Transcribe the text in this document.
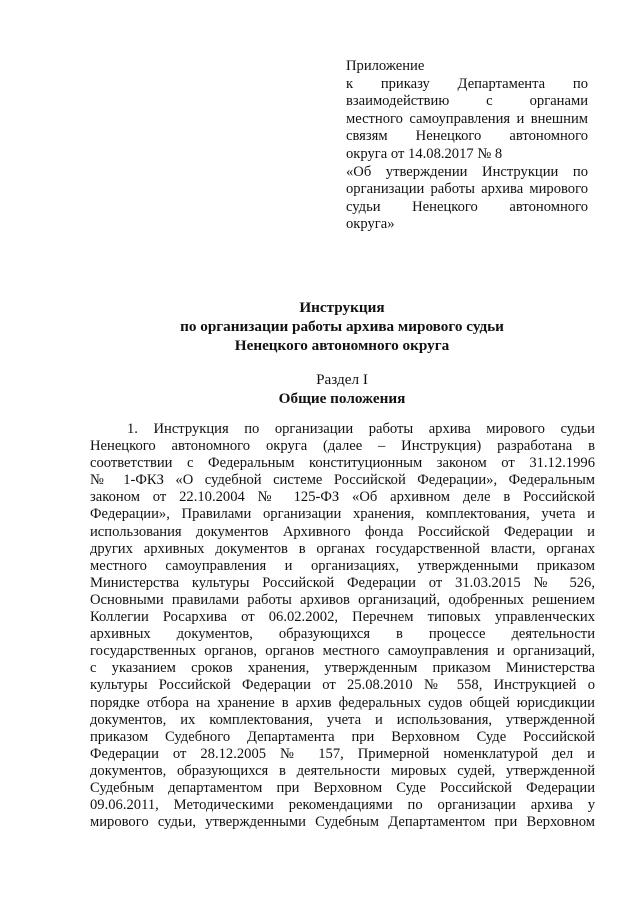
Приложение
к приказу Департамента по
взаимодействию с органами
местного самоуправления и внешним
связям Ненецкого автономного
округа от 14.08.2017 № 8
«Об утверждении Инструкции по
организации работы архива мирового
судьи Ненецкого автономного
округа»
Инструкция
по организации работы архива мирового судьи
Ненецкого автономного округа
Раздел I
Общие положения
1. Инструкция по организации работы архива мирового судьи
Ненецкого автономного округа (далее – Инструкция) разработана в
соответствии с Федеральным конституционным законом от 31.12.1996
№ 1-ФКЗ «О судебной системе Российской Федерации», Федеральным
законом от 22.10.2004 № 125-ФЗ «Об архивном деле в Российской
Федерации», Правилами организации хранения, комплектования, учета и
использования документов Архивного фонда Российской Федерации и
других архивных документов в органах государственной власти, органах
местного самоуправления и организациях, утвержденными приказом
Министерства культуры Российской Федерации от 31.03.2015 № 526,
Основными правилами работы архивов организаций, одобренных решением
Коллегии Росархива от 06.02.2002, Перечнем типовых управленческих
архивных документов, образующихся в процессе деятельности
государственных органов, органов местного самоуправления и организаций,
с указанием сроков хранения, утвержденным приказом Министерства
культуры Российской Федерации от 25.08.2010 № 558, Инструкцией о
порядке отбора на хранение в архив федеральных судов общей юрисдикции
документов, их комплектования, учета и использования, утвержденной
приказом Судебного Департамента при Верховном Суде Российской
Федерации от 28.12.2005 № 157, Примерной номенклатурой дел и
документов, образующихся в деятельности мировых судей, утвержденной
Судебным департаментом при Верховном Суде Российской Федерации
09.06.2011, Методическими рекомендациями по организации архива у
мирового судьи, утвержденными Судебным Департаментом при Верховном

• _Exercise instructions_:
Copy all the data exactly as written, but skip any picture.

• _Right answer_:
Transcribe the text in this document.
Приложение
к приказу Департамента по
взаимодействию с органами
местного самоуправления и внешним
связям Ненецкого автономного
округа от 14.08.2017 № 8
«Об утверждении Инструкции по
организации работы архива мирового
судьи Ненецкого автономного
округа»
Инструкция
по организации работы архива мирового судьи
Ненецкого автономного округа
Раздел I
Общие положения
1. Инструкция по организации работы архива мирового судьи
Ненецкого автономного округа (далее – Инструкция) разработана в
соответствии с Федеральным конституционным законом от 31.12.1996
№ 1-ФКЗ «О судебной системе Российской Федерации», Федеральным
законом от 22.10.2004 № 125-ФЗ «Об архивном деле в Российской
Федерации», Правилами организации хранения, комплектования, учета и
использования документов Архивного фонда Российской Федерации и
других архивных документов в органах государственной власти, органах
местного самоуправления и организациях, утвержденными приказом
Министерства культуры Российской Федерации от 31.03.2015 № 526,
Основными правилами работы архивов организаций, одобренных решением
Коллегии Росархива от 06.02.2002, Перечнем типовых управленческих
архивных документов, образующихся в процессе деятельности
государственных органов, органов местного самоуправления и организаций,
с указанием сроков хранения, утвержденным приказом Министерства
культуры Российской Федерации от 25.08.2010 № 558, Инструкцией о
порядке отбора на хранение в архив федеральных судов общей юрисдикции
документов, их комплектования, учета и использования, утвержденной
приказом Судебного Департамента при Верховном Суде Российской
Федерации от 28.12.2005 № 157, Примерной номенклатурой дел и
документов, образующихся в деятельности мировых судей, утвержденной
Судебным департаментом при Верховном Суде Российской Федерации
09.06.2011, Методическими рекомендациями по организации архива у
мирового судьи, утвержденными Судебным Департаментом при Верховном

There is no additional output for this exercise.